[start]
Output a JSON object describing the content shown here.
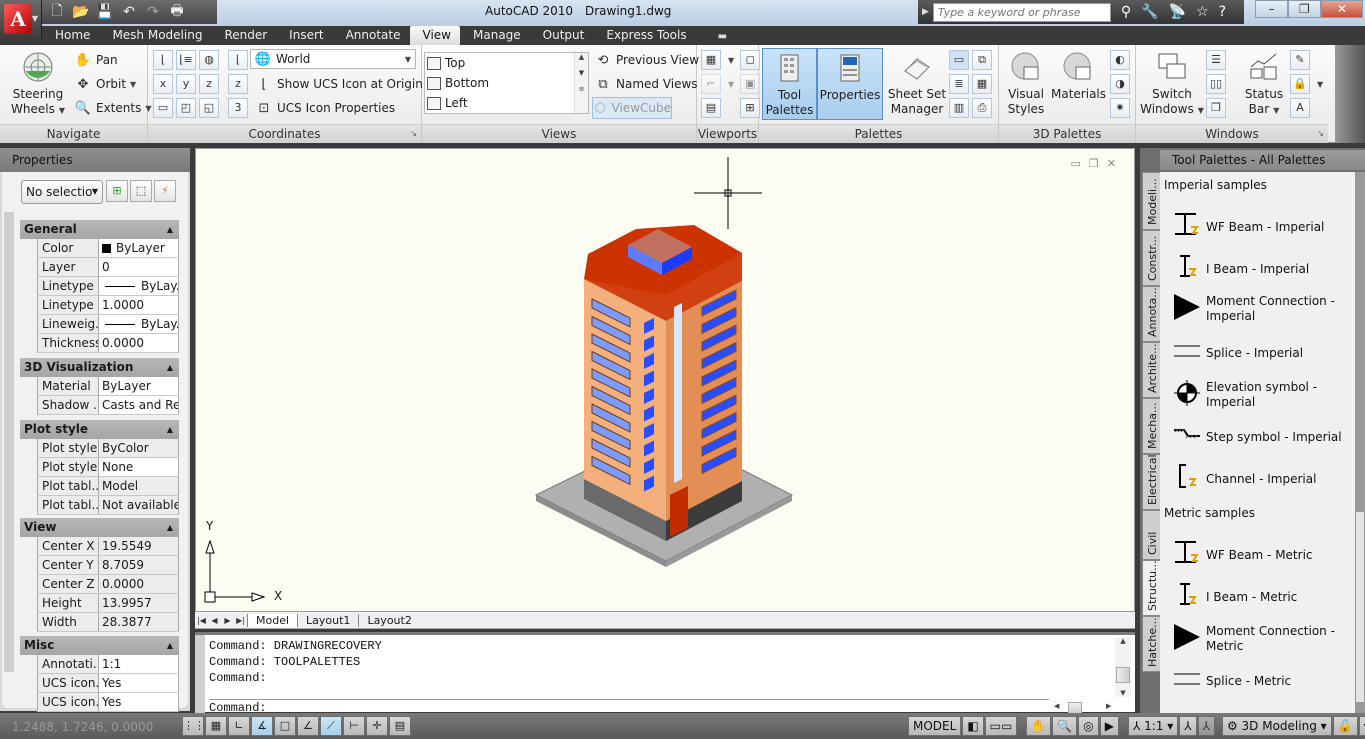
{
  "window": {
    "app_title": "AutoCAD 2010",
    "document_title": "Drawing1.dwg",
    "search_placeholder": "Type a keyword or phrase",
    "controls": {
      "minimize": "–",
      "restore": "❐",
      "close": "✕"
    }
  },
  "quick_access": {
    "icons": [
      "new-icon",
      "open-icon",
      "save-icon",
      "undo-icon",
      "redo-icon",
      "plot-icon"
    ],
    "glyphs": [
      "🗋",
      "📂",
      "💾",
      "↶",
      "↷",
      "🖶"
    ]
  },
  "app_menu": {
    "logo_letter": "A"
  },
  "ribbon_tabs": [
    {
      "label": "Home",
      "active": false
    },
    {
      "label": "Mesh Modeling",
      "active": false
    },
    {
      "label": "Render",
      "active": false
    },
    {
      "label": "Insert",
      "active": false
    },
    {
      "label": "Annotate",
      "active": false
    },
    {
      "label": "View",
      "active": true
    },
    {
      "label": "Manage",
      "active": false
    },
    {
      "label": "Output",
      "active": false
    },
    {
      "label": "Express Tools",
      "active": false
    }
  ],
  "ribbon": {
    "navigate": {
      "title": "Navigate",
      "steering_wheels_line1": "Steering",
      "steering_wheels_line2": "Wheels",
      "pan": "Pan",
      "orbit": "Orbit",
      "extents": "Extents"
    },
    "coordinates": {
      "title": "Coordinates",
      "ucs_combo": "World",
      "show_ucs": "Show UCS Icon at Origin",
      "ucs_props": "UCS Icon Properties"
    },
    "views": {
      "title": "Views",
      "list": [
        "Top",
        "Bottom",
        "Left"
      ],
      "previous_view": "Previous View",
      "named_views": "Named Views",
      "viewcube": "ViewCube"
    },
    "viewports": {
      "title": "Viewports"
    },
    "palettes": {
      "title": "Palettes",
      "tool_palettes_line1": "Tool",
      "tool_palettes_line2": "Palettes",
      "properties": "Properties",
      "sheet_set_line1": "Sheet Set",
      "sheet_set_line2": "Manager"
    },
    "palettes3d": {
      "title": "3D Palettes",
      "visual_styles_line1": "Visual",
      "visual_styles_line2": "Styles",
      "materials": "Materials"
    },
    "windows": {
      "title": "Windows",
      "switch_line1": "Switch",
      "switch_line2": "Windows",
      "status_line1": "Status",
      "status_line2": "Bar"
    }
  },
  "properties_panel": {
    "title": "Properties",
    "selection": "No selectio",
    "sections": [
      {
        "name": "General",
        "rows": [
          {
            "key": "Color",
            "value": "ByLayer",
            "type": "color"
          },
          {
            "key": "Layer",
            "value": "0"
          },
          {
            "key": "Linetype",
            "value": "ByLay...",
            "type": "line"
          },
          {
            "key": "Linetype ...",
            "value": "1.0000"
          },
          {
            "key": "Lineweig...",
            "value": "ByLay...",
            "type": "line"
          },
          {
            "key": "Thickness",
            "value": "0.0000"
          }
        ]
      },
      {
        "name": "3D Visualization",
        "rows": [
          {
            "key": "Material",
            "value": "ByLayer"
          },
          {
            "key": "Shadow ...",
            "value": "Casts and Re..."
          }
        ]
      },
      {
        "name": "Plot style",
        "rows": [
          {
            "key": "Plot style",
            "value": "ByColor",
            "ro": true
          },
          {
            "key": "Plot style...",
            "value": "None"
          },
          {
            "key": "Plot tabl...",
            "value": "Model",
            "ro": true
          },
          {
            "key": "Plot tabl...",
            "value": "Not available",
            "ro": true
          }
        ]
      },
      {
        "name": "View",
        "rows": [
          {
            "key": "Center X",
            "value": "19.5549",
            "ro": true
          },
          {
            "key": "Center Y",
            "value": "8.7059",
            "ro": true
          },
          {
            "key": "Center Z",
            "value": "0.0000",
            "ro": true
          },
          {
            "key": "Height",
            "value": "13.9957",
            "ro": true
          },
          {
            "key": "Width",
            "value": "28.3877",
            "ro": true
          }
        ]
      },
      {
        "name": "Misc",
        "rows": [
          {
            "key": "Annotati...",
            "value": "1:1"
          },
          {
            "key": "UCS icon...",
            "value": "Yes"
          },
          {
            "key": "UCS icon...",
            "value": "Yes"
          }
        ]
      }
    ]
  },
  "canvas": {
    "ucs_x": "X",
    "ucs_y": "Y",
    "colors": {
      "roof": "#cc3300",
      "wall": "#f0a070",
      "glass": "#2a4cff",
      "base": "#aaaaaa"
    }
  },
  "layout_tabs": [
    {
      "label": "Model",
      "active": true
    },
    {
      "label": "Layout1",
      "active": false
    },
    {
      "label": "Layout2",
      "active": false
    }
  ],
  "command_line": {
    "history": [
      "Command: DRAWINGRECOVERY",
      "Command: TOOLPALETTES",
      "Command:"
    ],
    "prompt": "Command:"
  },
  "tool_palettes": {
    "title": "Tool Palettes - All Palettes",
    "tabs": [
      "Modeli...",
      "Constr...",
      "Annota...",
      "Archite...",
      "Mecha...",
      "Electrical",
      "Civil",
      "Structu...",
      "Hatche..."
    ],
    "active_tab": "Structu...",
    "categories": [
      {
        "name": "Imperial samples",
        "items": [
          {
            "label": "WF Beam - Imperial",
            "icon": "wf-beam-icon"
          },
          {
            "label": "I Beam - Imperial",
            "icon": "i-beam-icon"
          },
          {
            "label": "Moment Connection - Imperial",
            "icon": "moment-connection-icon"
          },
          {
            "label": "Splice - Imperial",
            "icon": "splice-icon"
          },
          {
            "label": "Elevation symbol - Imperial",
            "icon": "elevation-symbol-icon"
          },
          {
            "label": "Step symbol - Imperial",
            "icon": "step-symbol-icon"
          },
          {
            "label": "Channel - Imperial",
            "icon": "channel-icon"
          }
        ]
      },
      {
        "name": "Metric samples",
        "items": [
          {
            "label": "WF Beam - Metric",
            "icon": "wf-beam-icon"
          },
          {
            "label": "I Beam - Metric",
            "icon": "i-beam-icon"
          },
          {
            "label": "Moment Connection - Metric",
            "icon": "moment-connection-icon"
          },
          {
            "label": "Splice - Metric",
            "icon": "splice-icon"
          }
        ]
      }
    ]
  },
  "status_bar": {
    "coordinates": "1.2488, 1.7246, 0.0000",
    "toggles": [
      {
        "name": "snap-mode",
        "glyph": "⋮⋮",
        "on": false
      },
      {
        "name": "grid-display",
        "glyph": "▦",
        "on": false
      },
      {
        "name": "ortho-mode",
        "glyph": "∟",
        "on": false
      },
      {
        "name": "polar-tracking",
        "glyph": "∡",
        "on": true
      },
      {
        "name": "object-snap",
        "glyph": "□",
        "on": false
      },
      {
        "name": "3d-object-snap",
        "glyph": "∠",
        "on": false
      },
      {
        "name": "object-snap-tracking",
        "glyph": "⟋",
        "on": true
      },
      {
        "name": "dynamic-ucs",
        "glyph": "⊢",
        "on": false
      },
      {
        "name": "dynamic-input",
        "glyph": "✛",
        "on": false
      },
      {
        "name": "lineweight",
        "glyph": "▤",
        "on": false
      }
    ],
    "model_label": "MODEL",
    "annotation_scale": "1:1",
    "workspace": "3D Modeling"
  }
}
[end]
▸ **Written request**: Search the data above for the word "Imperial", then gather each line in which it appears.

▸ **Task response**:
        "name": "Imperial samples",
            "label": "WF Beam - Imperial",
            "label": "I Beam - Imperial",
            "label": "Moment Connection - Imperial",
            "label": "Splice - Imperial",
            "label": "Elevation symbol - Imperial",
            "label": "Step symbol - Imperial",
            "label": "Channel - Imperial",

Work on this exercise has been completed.